→ **Job**
Set down the data below without change, skipping the pictures it holds.

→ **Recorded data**
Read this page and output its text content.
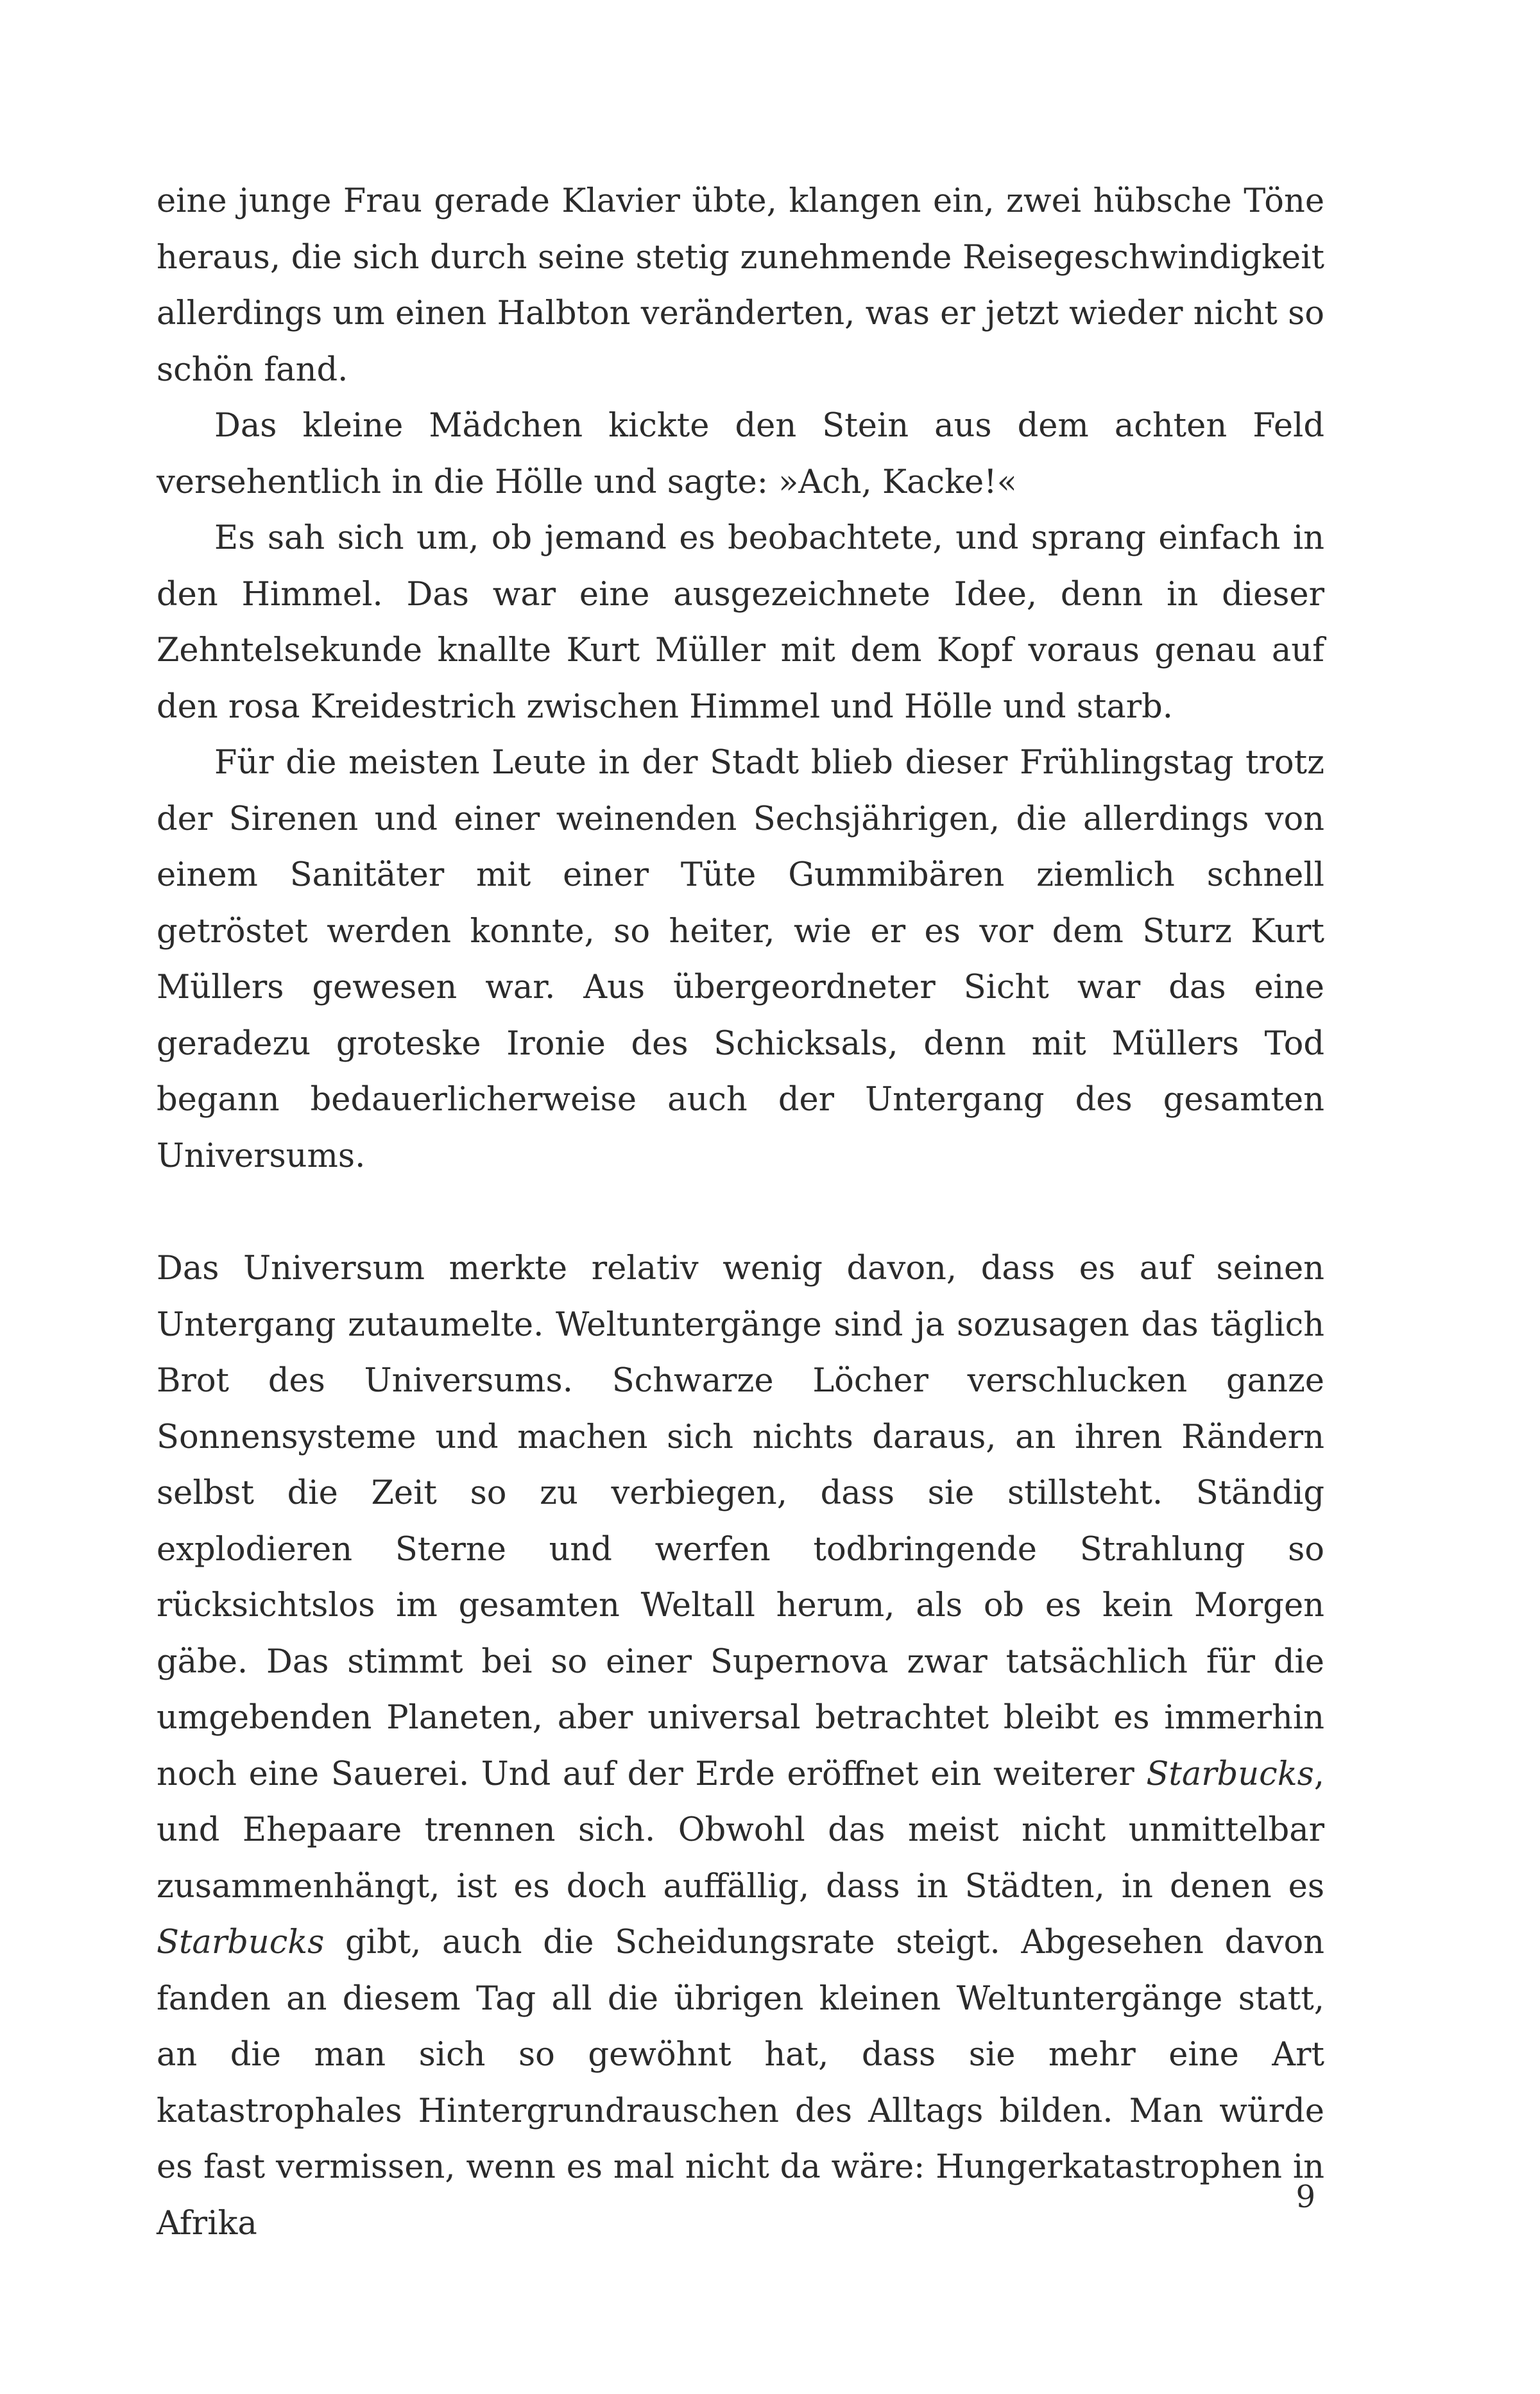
eine junge Frau gerade Klavier übte, klangen ein, zwei hübsche Töne heraus, die sich durch seine stetig zunehmende Reisegeschwindigkeit allerdings um einen Halbton veränderten, was er jetzt wieder nicht so schön fand.

Das kleine Mädchen kickte den Stein aus dem achten Feld versehentlich in die Hölle und sagte: »Ach, Kacke!«

Es sah sich um, ob jemand es beobachtete, und sprang einfach in den Himmel. Das war eine ausgezeichnete Idee, denn in dieser Zehntelsekunde knallte Kurt Müller mit dem Kopf voraus genau auf den rosa Kreidestrich zwischen Himmel und Hölle und starb.

Für die meisten Leute in der Stadt blieb dieser Frühlingstag trotz der Sirenen und einer weinenden Sechsjährigen, die allerdings von einem Sanitäter mit einer Tüte Gummibären ziemlich schnell getröstet werden konnte, so heiter, wie er es vor dem Sturz Kurt Müllers gewesen war. Aus übergeordneter Sicht war das eine geradezu groteske Ironie des Schicksals, denn mit Müllers Tod begann bedauerlicherweise auch der Untergang des gesamten Universums.

Das Universum merkte relativ wenig davon, dass es auf seinen Untergang zutaumelte. Weltuntergänge sind ja sozusagen das täglich Brot des Universums. Schwarze Löcher verschlucken ganze Sonnensysteme und machen sich nichts daraus, an ihren Rändern selbst die Zeit so zu verbiegen, dass sie stillsteht. Ständig explodieren Sterne und werfen todbringende Strahlung so rücksichtslos im gesamten Weltall herum, als ob es kein Morgen gäbe. Das stimmt bei so einer Supernova zwar tatsächlich für die umgebenden Planeten, aber universal betrachtet bleibt es immerhin noch eine Sauerei. Und auf der Erde eröffnet ein weiterer Starbucks, und Ehepaare trennen sich. Obwohl das meist nicht unmittelbar zusammenhängt, ist es doch auffällig, dass in Städten, in denen es Starbucks gibt, auch die Scheidungsrate steigt. Abgesehen davon fanden an diesem Tag all die übrigen kleinen Weltuntergänge statt, an die man sich so gewöhnt hat, dass sie mehr eine Art katastrophales Hintergrundrauschen des Alltags bilden. Man würde es fast vermissen, wenn es mal nicht da wäre: Hungerkatastrophen in Afrika

9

→ **Response to this task**
Read this page and output its text content.
eine junge Frau gerade Klavier übte, klangen ein, zwei hübsche Töne heraus, die sich durch seine stetig zunehmende Reisegeschwindigkeit allerdings um einen Halbton veränderten, was er jetzt wieder nicht so schön fand.

Das kleine Mädchen kickte den Stein aus dem achten Feld versehentlich in die Hölle und sagte: »Ach, Kacke!«

Es sah sich um, ob jemand es beobachtete, und sprang einfach in den Himmel. Das war eine ausgezeichnete Idee, denn in dieser Zehntelsekunde knallte Kurt Müller mit dem Kopf voraus genau auf den rosa Kreidestrich zwischen Himmel und Hölle und starb.

Für die meisten Leute in der Stadt blieb dieser Frühlingstag trotz der Sirenen und einer weinenden Sechsjährigen, die allerdings von einem Sanitäter mit einer Tüte Gummibären ziemlich schnell getröstet werden konnte, so heiter, wie er es vor dem Sturz Kurt Müllers gewesen war. Aus übergeordneter Sicht war das eine geradezu groteske Ironie des Schicksals, denn mit Müllers Tod begann bedauerlicherweise auch der Untergang des gesamten Universums.

Das Universum merkte relativ wenig davon, dass es auf seinen Untergang zutaumelte. Weltuntergänge sind ja sozusagen das täglich Brot des Universums. Schwarze Löcher verschlucken ganze Sonnensysteme und machen sich nichts daraus, an ihren Rändern selbst die Zeit so zu verbiegen, dass sie stillsteht. Ständig explodieren Sterne und werfen todbringende Strahlung so rücksichtslos im gesamten Weltall herum, als ob es kein Morgen gäbe. Das stimmt bei so einer Supernova zwar tatsächlich für die umgebenden Planeten, aber universal betrachtet bleibt es immerhin noch eine Sauerei. Und auf der Erde eröffnet ein weiterer Starbucks, und Ehepaare trennen sich. Obwohl das meist nicht unmittelbar zusammenhängt, ist es doch auffällig, dass in Städten, in denen es Starbucks gibt, auch die Scheidungsrate steigt. Abgesehen davon fanden an diesem Tag all die übrigen kleinen Weltuntergänge statt, an die man sich so gewöhnt hat, dass sie mehr eine Art katastrophales Hintergrundrauschen des Alltags bilden. Man würde es fast vermissen, wenn es mal nicht da wäre: Hungerkatastrophen in Afrika

9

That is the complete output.